- _Directive_: Rename "flat-icon" to "flat-sign" in every line from the start of the data through the line holding "notehead (275, 279, 283, 286)", inclusive, and write those lines out again with all else unchanged.
════════════════════
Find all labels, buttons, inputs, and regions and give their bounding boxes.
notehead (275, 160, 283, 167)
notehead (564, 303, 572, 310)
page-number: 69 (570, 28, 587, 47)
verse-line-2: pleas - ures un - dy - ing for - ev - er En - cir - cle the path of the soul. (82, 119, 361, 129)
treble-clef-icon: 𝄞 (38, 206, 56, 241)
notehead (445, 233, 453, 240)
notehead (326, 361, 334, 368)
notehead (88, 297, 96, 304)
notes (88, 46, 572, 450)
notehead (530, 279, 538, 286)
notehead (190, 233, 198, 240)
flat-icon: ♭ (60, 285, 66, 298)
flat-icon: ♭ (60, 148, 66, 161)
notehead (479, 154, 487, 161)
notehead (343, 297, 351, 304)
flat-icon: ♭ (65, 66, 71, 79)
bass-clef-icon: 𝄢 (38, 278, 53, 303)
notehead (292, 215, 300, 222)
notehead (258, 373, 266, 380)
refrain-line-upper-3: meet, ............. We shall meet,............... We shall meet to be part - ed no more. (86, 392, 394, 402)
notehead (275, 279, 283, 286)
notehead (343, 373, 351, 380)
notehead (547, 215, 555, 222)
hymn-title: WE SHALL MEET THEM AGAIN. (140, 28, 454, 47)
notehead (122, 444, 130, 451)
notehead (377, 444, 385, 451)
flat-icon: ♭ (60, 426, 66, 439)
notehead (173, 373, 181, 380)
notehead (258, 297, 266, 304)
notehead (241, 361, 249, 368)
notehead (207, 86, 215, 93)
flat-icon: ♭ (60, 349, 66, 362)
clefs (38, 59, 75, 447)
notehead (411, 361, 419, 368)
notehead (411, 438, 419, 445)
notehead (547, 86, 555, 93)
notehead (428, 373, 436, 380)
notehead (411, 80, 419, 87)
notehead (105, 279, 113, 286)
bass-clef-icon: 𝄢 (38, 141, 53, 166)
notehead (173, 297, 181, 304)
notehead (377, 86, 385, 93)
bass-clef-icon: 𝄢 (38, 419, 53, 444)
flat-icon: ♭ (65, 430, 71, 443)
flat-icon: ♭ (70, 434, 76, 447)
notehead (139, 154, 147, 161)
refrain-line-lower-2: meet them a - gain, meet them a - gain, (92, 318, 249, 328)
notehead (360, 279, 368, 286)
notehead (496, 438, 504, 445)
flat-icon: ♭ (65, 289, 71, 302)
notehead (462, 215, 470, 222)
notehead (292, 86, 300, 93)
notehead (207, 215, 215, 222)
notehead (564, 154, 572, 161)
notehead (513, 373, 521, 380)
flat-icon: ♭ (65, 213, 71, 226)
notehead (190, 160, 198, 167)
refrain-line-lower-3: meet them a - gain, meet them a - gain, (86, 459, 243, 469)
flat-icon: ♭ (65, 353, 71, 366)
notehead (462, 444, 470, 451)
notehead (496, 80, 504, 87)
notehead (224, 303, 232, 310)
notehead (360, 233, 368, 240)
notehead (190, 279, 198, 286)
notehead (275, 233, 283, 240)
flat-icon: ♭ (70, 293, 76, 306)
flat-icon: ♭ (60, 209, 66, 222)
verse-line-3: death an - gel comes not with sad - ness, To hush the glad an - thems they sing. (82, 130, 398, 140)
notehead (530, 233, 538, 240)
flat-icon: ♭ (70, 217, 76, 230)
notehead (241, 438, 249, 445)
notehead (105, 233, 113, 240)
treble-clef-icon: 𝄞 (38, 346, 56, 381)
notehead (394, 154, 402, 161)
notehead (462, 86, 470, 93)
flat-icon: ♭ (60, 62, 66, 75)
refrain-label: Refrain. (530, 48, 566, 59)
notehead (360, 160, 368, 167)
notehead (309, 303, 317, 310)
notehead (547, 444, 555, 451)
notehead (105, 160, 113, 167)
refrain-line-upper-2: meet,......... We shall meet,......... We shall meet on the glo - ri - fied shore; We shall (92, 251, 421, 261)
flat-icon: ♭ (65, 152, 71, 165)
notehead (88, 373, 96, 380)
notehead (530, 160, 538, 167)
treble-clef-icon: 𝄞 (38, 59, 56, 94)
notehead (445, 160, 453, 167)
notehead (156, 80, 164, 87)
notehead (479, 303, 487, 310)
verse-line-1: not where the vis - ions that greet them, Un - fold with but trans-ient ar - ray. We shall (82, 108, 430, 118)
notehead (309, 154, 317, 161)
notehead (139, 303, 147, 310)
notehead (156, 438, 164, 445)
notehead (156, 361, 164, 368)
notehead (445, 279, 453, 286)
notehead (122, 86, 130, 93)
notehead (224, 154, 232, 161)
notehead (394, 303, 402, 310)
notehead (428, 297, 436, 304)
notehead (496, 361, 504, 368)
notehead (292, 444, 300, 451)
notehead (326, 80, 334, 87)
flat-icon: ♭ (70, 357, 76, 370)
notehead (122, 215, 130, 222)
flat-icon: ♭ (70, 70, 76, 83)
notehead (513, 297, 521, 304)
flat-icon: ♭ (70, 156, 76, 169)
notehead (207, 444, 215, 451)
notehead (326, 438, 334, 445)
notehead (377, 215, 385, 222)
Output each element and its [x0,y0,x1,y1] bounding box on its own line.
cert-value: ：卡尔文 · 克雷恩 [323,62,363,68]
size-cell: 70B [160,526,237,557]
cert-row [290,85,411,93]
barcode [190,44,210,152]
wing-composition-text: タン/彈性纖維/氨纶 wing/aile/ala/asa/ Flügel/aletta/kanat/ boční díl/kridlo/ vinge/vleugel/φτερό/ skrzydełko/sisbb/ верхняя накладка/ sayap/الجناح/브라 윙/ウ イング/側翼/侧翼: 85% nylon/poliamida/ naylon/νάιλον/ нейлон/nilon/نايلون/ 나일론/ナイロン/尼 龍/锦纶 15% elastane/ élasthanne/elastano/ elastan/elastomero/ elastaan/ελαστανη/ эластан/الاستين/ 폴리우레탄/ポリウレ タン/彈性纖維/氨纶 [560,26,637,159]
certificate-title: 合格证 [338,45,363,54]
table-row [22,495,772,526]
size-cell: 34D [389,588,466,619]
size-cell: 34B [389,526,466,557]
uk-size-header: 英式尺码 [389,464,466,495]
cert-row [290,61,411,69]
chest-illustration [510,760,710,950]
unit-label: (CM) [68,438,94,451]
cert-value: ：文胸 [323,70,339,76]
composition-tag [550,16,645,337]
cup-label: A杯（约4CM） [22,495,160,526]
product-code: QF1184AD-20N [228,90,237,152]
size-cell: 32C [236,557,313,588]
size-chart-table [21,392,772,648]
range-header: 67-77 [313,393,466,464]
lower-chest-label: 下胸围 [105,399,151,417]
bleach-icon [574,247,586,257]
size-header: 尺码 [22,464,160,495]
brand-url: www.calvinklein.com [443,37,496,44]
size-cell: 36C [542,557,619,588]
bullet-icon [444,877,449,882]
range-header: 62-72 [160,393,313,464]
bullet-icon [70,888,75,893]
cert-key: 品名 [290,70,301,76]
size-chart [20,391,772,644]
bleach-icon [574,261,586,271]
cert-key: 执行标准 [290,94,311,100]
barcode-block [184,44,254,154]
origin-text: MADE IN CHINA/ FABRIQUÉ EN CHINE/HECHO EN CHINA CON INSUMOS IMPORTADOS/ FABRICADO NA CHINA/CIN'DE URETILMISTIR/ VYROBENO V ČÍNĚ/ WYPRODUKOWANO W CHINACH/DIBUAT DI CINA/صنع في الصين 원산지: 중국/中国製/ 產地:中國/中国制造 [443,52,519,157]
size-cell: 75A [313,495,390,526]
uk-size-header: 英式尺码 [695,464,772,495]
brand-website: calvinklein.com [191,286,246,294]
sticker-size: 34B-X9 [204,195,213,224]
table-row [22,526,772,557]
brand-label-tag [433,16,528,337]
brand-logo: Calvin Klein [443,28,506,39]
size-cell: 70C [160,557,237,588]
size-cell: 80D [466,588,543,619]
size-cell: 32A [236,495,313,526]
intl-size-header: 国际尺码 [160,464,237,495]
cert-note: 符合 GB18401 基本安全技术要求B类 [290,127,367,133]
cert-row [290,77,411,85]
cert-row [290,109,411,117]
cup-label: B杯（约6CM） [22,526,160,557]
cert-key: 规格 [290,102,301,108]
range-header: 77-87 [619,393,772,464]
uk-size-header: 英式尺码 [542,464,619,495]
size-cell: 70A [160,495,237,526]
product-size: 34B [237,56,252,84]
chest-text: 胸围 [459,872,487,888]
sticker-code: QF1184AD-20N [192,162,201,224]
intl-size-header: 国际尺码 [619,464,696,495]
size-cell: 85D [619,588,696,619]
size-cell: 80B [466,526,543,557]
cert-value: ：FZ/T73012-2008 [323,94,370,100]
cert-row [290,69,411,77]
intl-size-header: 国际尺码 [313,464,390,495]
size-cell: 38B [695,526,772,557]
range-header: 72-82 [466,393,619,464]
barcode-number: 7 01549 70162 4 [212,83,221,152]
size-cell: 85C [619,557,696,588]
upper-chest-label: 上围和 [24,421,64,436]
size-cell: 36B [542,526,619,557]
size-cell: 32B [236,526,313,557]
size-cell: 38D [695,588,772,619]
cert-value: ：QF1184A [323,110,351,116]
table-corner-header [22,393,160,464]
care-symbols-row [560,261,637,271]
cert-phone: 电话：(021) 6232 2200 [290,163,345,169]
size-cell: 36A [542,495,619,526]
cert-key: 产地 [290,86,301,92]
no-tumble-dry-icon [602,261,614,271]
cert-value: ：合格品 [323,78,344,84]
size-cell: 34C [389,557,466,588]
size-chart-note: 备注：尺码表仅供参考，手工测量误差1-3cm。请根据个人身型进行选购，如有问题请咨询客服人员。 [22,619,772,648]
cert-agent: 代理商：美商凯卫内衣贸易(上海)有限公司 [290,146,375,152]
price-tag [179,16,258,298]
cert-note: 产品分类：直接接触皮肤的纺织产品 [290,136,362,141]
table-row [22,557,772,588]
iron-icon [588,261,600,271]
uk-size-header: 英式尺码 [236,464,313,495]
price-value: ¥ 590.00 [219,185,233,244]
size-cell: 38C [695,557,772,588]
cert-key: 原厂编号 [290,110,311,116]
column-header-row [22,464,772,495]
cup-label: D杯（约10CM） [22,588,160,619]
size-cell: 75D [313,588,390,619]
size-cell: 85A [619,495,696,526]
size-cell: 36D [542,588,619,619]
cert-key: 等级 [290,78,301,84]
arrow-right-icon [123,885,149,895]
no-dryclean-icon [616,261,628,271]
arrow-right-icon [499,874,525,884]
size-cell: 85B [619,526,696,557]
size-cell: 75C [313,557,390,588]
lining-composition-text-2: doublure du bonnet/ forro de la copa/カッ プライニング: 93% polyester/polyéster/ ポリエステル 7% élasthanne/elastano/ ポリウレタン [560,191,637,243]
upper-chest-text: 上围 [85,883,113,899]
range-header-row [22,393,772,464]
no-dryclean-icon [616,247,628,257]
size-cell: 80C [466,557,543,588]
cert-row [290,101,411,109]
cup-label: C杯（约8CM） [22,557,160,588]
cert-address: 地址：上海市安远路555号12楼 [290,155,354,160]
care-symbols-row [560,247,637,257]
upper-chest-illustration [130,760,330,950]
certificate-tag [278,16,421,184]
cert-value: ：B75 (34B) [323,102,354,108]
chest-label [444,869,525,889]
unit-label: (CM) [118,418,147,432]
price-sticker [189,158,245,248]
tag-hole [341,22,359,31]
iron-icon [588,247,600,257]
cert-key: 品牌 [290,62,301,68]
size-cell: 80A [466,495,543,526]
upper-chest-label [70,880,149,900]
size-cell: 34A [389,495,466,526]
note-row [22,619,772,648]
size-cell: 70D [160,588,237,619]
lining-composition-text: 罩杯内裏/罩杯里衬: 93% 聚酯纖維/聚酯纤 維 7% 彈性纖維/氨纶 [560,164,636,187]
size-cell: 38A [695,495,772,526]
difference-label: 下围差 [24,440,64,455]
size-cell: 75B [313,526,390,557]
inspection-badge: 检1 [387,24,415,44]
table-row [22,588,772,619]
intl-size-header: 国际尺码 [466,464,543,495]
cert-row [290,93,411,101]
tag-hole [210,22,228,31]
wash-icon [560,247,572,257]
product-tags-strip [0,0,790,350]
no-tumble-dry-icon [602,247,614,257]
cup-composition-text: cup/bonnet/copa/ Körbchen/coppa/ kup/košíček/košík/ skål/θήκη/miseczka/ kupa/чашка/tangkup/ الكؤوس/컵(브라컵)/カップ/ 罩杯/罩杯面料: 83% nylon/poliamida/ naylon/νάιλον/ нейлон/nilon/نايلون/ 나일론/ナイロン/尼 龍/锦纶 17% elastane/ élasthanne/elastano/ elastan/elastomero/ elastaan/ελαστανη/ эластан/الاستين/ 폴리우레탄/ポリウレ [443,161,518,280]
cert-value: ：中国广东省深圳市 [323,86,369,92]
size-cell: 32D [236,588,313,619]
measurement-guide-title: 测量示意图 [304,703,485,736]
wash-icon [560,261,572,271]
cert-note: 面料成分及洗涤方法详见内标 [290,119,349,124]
════════════════════
- _Answer to this task_:
Find all labels, buttons, inputs, and regions and give their bounding boxes.
notehead (275, 160, 283, 167)
notehead (564, 303, 572, 310)
page-number: 69 (570, 28, 587, 47)
verse-line-2: pleas - ures un - dy - ing for - ev - er En - cir - cle the path of the soul. (82, 119, 361, 129)
treble-clef-icon: 𝄞 (38, 206, 56, 241)
notehead (445, 233, 453, 240)
notehead (326, 361, 334, 368)
notehead (88, 297, 96, 304)
notes (88, 46, 572, 450)
notehead (530, 279, 538, 286)
notehead (190, 233, 198, 240)
flat-sign: ♭ (60, 285, 66, 298)
flat-sign: ♭ (60, 148, 66, 161)
notehead (479, 154, 487, 161)
notehead (343, 297, 351, 304)
flat-sign: ♭ (65, 66, 71, 79)
bass-clef-icon: 𝄢 (38, 278, 53, 303)
notehead (292, 215, 300, 222)
notehead (258, 373, 266, 380)
refrain-line-upper-3: meet, ............. We shall meet,............... We shall meet to be part - ed no more. (86, 392, 394, 402)
notehead (275, 279, 283, 286)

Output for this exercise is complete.